WHAT IS NEEDED - Return all lines with the word "frais" in them.

EXERCISE INPUTS -
+++++

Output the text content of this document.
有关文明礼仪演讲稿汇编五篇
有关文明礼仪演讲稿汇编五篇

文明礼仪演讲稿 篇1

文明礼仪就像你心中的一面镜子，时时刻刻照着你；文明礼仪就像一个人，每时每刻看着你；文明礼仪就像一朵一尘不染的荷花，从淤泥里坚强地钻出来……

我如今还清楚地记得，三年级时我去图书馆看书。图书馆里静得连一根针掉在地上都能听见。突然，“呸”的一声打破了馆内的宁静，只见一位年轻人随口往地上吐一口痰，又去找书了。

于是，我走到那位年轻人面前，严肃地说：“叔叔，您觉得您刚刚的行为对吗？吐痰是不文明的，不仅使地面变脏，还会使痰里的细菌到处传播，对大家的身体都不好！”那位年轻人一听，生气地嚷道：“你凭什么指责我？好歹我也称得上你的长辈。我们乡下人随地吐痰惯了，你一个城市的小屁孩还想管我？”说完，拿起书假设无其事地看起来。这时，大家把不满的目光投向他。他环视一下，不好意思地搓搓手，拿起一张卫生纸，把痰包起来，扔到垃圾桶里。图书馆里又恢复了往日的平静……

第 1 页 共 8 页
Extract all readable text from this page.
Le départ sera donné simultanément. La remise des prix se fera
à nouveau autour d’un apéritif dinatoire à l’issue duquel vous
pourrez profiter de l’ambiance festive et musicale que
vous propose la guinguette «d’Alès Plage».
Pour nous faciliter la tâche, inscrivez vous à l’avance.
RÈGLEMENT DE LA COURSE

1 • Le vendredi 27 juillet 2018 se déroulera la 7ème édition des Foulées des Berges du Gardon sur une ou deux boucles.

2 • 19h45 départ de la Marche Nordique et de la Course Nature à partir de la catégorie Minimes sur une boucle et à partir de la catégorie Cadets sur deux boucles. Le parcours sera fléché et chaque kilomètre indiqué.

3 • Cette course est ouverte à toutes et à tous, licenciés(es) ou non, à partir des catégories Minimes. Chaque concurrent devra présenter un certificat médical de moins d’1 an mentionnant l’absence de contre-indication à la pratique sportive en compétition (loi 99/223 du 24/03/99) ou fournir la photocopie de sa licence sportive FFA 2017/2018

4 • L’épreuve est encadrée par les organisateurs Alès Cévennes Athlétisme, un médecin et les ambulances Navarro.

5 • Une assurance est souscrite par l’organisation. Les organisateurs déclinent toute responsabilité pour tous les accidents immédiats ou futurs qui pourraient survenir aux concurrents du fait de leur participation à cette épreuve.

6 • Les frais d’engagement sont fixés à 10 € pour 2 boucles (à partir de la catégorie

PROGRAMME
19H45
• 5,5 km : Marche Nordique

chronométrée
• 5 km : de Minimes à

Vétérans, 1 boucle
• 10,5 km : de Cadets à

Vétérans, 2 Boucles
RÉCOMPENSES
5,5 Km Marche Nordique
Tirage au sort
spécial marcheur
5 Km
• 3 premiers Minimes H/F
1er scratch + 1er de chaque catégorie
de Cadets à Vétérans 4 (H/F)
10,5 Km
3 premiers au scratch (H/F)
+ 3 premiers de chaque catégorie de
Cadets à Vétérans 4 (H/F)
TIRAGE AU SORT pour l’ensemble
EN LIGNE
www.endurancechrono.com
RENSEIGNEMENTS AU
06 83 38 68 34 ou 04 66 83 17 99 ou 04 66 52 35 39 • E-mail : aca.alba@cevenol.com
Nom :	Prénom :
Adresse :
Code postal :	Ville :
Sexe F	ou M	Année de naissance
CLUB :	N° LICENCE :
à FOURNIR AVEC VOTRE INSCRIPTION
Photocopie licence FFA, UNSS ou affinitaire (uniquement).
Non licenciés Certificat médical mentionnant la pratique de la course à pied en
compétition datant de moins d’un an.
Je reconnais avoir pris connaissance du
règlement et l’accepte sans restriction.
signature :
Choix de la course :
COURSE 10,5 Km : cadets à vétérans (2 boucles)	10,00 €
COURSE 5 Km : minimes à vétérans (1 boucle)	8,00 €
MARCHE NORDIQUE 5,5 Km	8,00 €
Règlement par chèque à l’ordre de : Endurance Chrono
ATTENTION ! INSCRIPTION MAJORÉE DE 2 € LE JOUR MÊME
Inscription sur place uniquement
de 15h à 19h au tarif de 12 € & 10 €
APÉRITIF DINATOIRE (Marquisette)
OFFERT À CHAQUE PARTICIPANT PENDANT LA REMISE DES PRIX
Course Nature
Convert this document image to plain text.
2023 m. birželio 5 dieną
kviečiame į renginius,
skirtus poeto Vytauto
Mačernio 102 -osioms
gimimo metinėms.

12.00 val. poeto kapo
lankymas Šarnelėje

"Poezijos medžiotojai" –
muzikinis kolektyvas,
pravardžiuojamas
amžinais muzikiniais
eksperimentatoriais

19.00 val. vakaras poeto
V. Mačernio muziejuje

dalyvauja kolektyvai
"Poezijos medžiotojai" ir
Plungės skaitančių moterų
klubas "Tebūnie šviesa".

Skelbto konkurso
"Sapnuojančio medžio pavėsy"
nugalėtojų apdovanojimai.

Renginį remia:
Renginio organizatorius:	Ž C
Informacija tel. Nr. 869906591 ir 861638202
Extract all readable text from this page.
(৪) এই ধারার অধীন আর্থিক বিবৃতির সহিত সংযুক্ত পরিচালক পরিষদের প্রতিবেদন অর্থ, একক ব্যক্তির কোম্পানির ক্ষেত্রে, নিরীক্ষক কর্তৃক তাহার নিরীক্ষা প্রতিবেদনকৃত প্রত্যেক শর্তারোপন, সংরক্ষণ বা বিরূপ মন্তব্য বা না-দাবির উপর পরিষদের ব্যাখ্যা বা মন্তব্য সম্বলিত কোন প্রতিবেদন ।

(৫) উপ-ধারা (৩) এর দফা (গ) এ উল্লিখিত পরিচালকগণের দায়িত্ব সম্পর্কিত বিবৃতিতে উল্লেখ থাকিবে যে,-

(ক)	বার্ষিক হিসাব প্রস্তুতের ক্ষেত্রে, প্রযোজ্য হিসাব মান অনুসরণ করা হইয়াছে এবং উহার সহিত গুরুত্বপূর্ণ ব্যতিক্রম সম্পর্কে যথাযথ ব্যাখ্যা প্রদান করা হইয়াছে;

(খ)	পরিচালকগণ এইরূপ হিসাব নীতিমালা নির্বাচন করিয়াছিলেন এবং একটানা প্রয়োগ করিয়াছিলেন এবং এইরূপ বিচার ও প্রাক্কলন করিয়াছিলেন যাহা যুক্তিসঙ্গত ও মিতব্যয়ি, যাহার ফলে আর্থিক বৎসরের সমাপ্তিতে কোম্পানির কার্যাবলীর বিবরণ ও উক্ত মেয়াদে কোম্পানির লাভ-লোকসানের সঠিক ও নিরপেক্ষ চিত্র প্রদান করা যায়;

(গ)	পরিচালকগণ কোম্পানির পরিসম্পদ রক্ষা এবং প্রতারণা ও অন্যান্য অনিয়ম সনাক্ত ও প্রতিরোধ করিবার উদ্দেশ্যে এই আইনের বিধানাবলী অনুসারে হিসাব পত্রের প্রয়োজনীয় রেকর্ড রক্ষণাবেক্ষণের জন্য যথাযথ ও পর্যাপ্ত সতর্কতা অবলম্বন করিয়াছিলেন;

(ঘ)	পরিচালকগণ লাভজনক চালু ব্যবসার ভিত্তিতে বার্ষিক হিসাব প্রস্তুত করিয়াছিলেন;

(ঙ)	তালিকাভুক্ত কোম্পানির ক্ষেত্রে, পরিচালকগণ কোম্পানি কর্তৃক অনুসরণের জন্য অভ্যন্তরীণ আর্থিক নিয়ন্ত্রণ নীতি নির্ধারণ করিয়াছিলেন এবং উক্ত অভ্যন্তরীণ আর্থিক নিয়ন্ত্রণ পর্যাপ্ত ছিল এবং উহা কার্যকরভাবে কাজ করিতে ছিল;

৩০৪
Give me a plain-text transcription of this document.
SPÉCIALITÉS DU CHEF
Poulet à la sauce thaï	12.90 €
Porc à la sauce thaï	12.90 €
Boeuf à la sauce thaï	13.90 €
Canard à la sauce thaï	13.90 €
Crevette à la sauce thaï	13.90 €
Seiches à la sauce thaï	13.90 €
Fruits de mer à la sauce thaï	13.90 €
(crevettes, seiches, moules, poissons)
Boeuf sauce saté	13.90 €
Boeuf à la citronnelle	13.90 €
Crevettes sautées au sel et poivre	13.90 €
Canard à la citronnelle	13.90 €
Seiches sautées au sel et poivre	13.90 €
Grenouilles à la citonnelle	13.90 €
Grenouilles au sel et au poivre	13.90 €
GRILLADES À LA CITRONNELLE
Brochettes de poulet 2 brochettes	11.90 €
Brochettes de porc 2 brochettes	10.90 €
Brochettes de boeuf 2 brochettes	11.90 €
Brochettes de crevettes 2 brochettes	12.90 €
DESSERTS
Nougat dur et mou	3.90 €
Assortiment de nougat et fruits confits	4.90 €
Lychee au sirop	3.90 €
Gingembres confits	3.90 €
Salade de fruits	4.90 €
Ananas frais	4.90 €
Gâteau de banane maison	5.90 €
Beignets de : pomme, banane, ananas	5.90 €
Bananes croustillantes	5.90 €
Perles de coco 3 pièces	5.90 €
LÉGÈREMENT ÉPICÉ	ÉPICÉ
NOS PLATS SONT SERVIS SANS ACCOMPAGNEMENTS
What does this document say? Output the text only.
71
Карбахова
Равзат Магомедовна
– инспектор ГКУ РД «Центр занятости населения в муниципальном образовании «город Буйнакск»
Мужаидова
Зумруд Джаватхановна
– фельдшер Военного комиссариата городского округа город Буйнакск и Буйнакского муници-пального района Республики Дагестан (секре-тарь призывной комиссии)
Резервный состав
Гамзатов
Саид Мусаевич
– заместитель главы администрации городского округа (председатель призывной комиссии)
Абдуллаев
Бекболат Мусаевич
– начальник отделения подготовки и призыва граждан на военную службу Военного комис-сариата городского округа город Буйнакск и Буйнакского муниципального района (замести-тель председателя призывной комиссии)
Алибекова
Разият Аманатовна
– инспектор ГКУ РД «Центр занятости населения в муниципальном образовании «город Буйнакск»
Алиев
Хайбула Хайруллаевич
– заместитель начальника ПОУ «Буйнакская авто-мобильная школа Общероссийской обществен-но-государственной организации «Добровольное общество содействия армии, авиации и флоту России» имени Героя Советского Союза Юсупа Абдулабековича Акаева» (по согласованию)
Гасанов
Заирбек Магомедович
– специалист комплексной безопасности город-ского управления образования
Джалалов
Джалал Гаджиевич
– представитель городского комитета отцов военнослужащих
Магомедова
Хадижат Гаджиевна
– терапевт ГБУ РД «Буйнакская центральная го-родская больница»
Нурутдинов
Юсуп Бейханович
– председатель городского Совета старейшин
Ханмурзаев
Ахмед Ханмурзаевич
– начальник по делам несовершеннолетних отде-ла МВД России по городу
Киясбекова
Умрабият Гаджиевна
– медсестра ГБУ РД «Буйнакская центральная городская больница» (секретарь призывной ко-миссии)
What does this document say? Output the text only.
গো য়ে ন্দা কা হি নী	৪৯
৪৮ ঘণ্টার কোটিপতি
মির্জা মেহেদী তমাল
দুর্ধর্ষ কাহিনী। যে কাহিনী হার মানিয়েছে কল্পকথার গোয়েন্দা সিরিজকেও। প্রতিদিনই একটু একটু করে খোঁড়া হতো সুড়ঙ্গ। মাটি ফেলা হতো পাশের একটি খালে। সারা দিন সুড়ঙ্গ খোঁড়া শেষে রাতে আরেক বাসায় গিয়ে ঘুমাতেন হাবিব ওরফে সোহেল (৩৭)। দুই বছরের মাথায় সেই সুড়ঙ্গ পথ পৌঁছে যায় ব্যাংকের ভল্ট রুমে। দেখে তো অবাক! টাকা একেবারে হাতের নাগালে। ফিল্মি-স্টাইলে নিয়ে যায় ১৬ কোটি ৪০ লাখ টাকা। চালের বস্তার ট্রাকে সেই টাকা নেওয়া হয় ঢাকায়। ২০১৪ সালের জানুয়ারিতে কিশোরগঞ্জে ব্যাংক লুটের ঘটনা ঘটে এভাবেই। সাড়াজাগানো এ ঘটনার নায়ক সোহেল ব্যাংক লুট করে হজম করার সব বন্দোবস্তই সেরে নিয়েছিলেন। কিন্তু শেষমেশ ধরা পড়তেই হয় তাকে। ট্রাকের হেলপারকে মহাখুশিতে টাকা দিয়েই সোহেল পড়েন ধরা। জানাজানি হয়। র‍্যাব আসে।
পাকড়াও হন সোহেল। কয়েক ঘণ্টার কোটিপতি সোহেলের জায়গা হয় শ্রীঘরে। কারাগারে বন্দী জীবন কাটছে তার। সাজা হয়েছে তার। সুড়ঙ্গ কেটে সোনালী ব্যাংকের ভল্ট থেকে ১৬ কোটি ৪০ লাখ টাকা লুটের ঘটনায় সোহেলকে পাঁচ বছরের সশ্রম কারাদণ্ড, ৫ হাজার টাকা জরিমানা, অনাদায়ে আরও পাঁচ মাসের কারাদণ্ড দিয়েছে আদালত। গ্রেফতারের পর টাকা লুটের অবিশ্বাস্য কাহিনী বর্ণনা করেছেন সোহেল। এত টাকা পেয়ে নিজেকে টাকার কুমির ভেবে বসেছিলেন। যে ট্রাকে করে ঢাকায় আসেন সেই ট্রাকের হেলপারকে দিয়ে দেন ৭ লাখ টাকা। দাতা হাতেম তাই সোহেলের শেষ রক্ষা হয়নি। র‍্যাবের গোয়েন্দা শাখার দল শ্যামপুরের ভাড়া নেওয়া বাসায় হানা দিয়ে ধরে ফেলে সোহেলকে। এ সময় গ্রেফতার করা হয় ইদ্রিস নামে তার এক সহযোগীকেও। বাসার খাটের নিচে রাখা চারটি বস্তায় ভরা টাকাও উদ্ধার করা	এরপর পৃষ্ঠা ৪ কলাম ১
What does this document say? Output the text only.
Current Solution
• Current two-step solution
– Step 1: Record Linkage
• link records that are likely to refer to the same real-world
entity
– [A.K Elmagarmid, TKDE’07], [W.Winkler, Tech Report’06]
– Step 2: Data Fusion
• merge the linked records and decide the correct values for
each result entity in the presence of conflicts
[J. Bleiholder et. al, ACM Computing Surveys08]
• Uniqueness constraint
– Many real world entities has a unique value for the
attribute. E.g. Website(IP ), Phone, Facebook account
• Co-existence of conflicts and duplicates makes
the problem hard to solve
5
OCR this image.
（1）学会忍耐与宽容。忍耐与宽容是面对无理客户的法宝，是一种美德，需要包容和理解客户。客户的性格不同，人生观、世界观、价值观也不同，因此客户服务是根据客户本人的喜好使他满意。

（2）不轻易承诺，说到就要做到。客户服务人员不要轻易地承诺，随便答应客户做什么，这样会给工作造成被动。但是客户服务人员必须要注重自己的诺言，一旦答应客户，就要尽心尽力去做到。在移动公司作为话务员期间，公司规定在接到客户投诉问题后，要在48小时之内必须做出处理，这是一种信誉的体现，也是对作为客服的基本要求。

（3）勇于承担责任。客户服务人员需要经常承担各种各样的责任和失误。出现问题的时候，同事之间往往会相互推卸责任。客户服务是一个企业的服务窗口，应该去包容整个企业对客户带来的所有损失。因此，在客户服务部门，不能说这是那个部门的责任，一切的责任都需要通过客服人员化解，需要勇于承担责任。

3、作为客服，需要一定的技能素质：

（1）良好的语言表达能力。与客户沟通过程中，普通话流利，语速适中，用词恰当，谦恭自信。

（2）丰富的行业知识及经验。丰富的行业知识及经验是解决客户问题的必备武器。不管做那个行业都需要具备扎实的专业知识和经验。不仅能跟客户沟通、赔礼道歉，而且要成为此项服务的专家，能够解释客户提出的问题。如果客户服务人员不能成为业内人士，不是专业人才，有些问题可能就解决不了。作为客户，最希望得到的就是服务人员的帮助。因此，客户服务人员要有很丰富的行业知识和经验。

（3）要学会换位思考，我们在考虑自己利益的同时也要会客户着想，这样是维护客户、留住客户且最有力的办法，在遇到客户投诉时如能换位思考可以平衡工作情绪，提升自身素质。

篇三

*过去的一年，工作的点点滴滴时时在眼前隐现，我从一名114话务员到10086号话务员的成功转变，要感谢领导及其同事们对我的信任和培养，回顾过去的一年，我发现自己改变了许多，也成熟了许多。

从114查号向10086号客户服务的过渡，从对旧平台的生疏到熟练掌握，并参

+++++

RESPONSE BELOW -
6 • Les frais d’engagement sont fixés à 10 € pour 2 boucles (à partir de la catégorie
Ananas frais	4.90 €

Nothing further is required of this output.